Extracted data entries
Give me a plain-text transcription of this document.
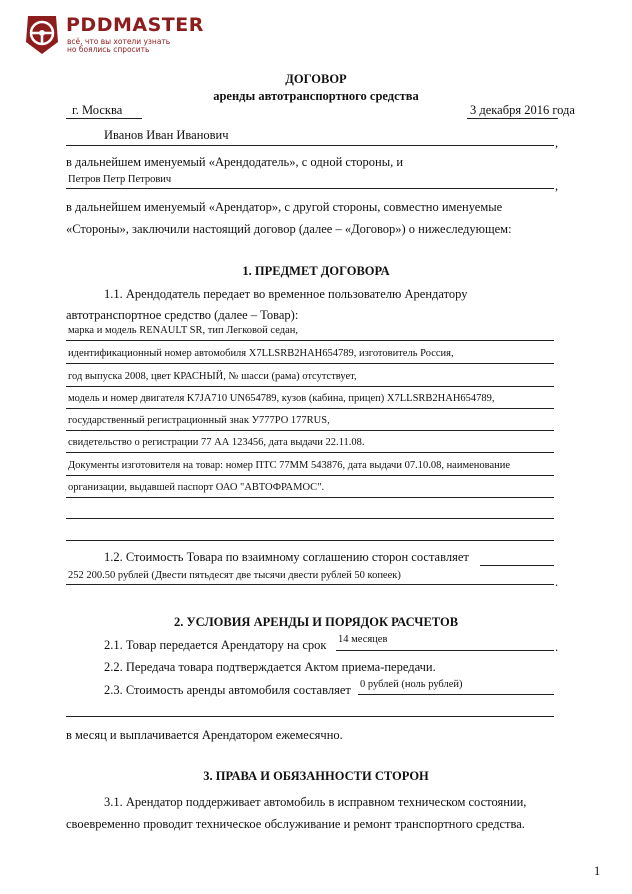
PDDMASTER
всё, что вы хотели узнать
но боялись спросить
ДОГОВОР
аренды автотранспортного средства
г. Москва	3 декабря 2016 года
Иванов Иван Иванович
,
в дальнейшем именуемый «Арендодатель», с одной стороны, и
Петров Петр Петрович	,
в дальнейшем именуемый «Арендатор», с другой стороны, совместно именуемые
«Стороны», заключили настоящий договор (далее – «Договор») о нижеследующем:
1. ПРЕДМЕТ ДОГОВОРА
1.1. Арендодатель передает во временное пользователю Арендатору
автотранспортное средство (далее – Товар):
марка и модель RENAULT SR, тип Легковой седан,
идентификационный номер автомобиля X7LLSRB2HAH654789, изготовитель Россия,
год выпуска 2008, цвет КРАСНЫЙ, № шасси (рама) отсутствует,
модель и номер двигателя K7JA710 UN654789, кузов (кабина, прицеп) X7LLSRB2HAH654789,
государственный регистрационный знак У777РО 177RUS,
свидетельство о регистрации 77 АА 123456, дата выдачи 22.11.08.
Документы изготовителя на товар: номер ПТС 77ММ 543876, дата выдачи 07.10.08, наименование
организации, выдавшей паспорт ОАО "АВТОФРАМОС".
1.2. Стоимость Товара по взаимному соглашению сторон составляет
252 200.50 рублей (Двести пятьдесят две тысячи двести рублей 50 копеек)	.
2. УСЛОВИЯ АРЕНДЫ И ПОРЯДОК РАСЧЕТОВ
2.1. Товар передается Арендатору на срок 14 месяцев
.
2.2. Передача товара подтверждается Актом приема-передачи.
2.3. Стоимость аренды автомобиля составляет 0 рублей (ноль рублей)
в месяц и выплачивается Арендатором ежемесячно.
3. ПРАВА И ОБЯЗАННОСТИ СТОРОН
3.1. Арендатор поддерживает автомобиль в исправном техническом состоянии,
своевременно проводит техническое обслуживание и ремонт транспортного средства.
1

What to work on: Quote the listing above in full, except for the pictures.

Full answer:
Give me a plain-text transcription of this document.
PDDMASTER
всё, что вы хотели узнать
но боялись спросить
ДОГОВОР
аренды автотранспортного средства
г. Москва	3 декабря 2016 года
Иванов Иван Иванович
,
в дальнейшем именуемый «Арендодатель», с одной стороны, и
Петров Петр Петрович	,
в дальнейшем именуемый «Арендатор», с другой стороны, совместно именуемые
«Стороны», заключили настоящий договор (далее – «Договор») о нижеследующем:
1. ПРЕДМЕТ ДОГОВОРА
1.1. Арендодатель передает во временное пользователю Арендатору
автотранспортное средство (далее – Товар):
марка и модель RENAULT SR, тип Легковой седан,
идентификационный номер автомобиля X7LLSRB2HAH654789, изготовитель Россия,
год выпуска 2008, цвет КРАСНЫЙ, № шасси (рама) отсутствует,
модель и номер двигателя K7JA710 UN654789, кузов (кабина, прицеп) X7LLSRB2HAH654789,
государственный регистрационный знак У777РО 177RUS,
свидетельство о регистрации 77 АА 123456, дата выдачи 22.11.08.
Документы изготовителя на товар: номер ПТС 77ММ 543876, дата выдачи 07.10.08, наименование
организации, выдавшей паспорт ОАО "АВТОФРАМОС".
1.2. Стоимость Товара по взаимному соглашению сторон составляет
252 200.50 рублей (Двести пятьдесят две тысячи двести рублей 50 копеек)	.
2. УСЛОВИЯ АРЕНДЫ И ПОРЯДОК РАСЧЕТОВ
2.1. Товар передается Арендатору на срок 14 месяцев
.
2.2. Передача товара подтверждается Актом приема-передачи.
2.3. Стоимость аренды автомобиля составляет 0 рублей (ноль рублей)
в месяц и выплачивается Арендатором ежемесячно.
3. ПРАВА И ОБЯЗАННОСТИ СТОРОН
3.1. Арендатор поддерживает автомобиль в исправном техническом состоянии,
своевременно проводит техническое обслуживание и ремонт транспортного средства.
1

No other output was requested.